BEGIN Given records

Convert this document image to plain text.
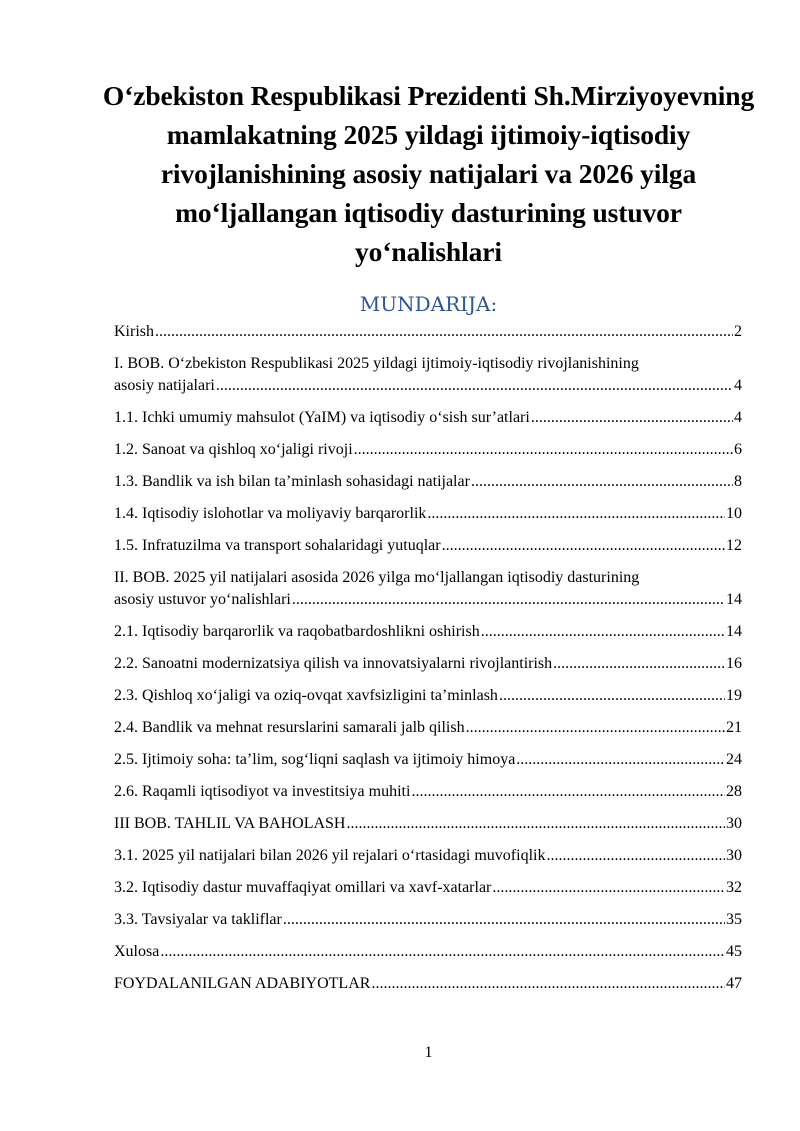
O‘zbekiston Respublikasi Prezidenti Sh.Mirziyoyevning mamlakatning 2025 yildagi ijtimoiy-iqtisodiy rivojlanishining asosiy natijalari va 2026 yilga mo‘ljallangan iqtisodiy dasturining ustuvor yo‘nalishlari
MUNDARIJA:
Kirish .....	2
I. BOB. O‘zbekiston Respublikasi 2025 yildagi ijtimoiy-iqtisodiy rivojlanishining
asosiy natijalari .....	4
1.1. Ichki umumiy mahsulot (YaIM) va iqtisodiy o‘sish sur’atlari .....	4
1.2. Sanoat va qishloq xo‘jaligi rivoji .....	6
1.3. Bandlik va ish bilan ta’minlash sohasidagi natijalar .....	8
1.4. Iqtisodiy islohotlar va moliyaviy barqarorlik .....	10
1.5. Infratuzilma va transport sohalaridagi yutuqlar .....	12
II. BOB. 2025 yil natijalari asosida 2026 yilga mo‘ljallangan iqtisodiy dasturining
asosiy ustuvor yo‘nalishlari .....	14
2.1. Iqtisodiy barqarorlik va raqobatbardoshlikni oshirish .....	14
2.2. Sanoatni modernizatsiya qilish va innovatsiyalarni rivojlantirish .....	16
2.3. Qishloq xo‘jaligi va oziq-ovqat xavfsizligini ta’minlash .....	19
2.4. Bandlik va mehnat resurslarini samarali jalb qilish .....	21
2.5. Ijtimoiy soha: ta’lim, sog‘liqni saqlash va ijtimoiy himoya .....	24
2.6. Raqamli iqtisodiyot va investitsiya muhiti .....	28
III BOB. TAHLIL VA BAHOLASH .....	30
3.1. 2025 yil natijalari bilan 2026 yil rejalari o‘rtasidagi muvofiqlik .....	30
3.2. Iqtisodiy dastur muvaffaqiyat omillari va xavf-xatarlar .....	32
3.3. Tavsiyalar va takliflar .....	35
Xulosa .....	45
FOYDALANILGAN ADABIYOTLAR .....	47
1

END Given records

> **What the exercise asks**
Write every entry out again exactly, dropping the pictures.

> **Response for this exercise**
Convert this document image to plain text.
O‘zbekiston Respublikasi Prezidenti Sh.Mirziyoyevning mamlakatning 2025 yildagi ijtimoiy-iqtisodiy rivojlanishining asosiy natijalari va 2026 yilga mo‘ljallangan iqtisodiy dasturining ustuvor yo‘nalishlari
MUNDARIJA:
Kirish .....	2
I. BOB. O‘zbekiston Respublikasi 2025 yildagi ijtimoiy-iqtisodiy rivojlanishining
asosiy natijalari .....	4
1.1. Ichki umumiy mahsulot (YaIM) va iqtisodiy o‘sish sur’atlari .....	4
1.2. Sanoat va qishloq xo‘jaligi rivoji .....	6
1.3. Bandlik va ish bilan ta’minlash sohasidagi natijalar .....	8
1.4. Iqtisodiy islohotlar va moliyaviy barqarorlik .....	10
1.5. Infratuzilma va transport sohalaridagi yutuqlar .....	12
II. BOB. 2025 yil natijalari asosida 2026 yilga mo‘ljallangan iqtisodiy dasturining
asosiy ustuvor yo‘nalishlari .....	14
2.1. Iqtisodiy barqarorlik va raqobatbardoshlikni oshirish .....	14
2.2. Sanoatni modernizatsiya qilish va innovatsiyalarni rivojlantirish .....	16
2.3. Qishloq xo‘jaligi va oziq-ovqat xavfsizligini ta’minlash .....	19
2.4. Bandlik va mehnat resurslarini samarali jalb qilish .....	21
2.5. Ijtimoiy soha: ta’lim, sog‘liqni saqlash va ijtimoiy himoya .....	24
2.6. Raqamli iqtisodiyot va investitsiya muhiti .....	28
III BOB. TAHLIL VA BAHOLASH .....	30
3.1. 2025 yil natijalari bilan 2026 yil rejalari o‘rtasidagi muvofiqlik .....	30
3.2. Iqtisodiy dastur muvaffaqiyat omillari va xavf-xatarlar .....	32
3.3. Tavsiyalar va takliflar .....	35
Xulosa .....	45
FOYDALANILGAN ADABIYOTLAR .....	47
1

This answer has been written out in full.